● **Short task**:
Extract from the listing each line in which the word "Haushalte" appears.

══ Provided entries

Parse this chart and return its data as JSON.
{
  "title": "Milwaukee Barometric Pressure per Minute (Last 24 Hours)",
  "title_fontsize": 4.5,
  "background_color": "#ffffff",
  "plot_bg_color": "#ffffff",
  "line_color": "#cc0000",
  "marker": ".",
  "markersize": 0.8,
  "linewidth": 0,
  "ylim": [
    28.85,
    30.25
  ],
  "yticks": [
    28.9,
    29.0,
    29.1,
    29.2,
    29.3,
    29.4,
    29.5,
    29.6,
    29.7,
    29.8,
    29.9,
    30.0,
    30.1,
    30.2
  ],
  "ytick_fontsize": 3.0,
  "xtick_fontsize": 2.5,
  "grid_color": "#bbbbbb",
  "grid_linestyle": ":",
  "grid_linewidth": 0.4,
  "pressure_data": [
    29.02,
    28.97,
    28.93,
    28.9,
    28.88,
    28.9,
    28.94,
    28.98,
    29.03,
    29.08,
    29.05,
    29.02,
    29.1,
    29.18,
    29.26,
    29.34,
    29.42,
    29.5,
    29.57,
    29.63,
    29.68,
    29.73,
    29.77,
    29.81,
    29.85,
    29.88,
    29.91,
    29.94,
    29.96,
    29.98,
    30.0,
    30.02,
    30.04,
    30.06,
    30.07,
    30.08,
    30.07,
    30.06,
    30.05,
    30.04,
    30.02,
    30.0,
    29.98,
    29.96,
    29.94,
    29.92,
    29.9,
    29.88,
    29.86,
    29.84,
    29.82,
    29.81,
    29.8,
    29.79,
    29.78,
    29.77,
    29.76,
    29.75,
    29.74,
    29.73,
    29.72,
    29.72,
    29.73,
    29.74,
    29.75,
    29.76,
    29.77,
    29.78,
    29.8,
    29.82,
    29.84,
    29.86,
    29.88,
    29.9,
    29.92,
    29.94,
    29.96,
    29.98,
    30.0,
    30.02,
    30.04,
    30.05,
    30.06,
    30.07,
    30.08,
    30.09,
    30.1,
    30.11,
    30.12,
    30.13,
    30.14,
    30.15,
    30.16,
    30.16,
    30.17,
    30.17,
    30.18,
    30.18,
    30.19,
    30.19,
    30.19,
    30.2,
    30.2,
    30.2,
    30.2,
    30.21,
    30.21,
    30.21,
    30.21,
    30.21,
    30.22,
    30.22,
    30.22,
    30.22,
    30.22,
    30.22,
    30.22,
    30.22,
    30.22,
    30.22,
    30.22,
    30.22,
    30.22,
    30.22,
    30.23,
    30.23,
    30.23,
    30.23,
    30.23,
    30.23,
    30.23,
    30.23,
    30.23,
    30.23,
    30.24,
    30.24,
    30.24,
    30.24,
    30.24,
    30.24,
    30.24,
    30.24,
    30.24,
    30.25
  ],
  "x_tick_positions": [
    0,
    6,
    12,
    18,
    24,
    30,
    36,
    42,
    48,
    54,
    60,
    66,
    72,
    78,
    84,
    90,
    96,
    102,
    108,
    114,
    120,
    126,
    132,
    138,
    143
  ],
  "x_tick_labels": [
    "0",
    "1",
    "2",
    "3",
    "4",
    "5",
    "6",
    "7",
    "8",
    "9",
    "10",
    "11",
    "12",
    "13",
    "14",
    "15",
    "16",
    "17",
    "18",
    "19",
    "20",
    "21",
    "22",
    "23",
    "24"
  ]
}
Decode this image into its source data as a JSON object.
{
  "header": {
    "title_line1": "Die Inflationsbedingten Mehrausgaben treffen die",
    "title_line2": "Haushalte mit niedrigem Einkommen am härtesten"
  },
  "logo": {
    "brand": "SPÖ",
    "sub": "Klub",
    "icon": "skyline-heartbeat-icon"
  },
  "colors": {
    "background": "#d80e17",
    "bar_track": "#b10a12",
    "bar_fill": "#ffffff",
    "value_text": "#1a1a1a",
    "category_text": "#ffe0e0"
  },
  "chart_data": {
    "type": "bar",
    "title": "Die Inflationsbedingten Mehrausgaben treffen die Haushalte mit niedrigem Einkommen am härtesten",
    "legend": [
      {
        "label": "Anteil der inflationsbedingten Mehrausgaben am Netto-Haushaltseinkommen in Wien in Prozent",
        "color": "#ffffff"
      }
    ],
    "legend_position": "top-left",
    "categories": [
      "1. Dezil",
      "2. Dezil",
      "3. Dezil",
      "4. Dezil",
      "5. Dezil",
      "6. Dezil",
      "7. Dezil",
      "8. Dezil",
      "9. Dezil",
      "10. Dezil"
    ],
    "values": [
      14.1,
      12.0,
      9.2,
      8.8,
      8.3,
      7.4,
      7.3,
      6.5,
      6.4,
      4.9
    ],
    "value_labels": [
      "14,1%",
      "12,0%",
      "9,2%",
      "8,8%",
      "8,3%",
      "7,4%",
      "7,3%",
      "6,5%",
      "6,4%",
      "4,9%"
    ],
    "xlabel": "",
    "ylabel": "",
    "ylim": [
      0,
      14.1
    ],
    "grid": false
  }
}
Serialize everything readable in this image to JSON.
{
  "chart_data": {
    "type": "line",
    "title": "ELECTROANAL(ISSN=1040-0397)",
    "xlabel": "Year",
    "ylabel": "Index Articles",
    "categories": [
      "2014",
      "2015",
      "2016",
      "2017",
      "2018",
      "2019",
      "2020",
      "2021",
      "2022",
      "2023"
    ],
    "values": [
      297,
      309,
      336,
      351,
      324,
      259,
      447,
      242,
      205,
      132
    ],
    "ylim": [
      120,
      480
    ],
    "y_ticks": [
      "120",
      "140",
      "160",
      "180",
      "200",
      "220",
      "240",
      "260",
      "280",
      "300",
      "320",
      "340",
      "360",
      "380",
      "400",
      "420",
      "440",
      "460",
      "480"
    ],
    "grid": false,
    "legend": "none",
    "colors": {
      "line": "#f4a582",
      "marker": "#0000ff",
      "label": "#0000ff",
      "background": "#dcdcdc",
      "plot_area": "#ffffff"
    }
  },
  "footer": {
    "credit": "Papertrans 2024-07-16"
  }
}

════

● **Problem solution**:
    "title_line2": "Haushalte mit niedrigem Einkommen am härtesten"
    "title": "Die Inflationsbedingten Mehrausgaben treffen die Haushalte mit niedrigem Einkommen am härtesten",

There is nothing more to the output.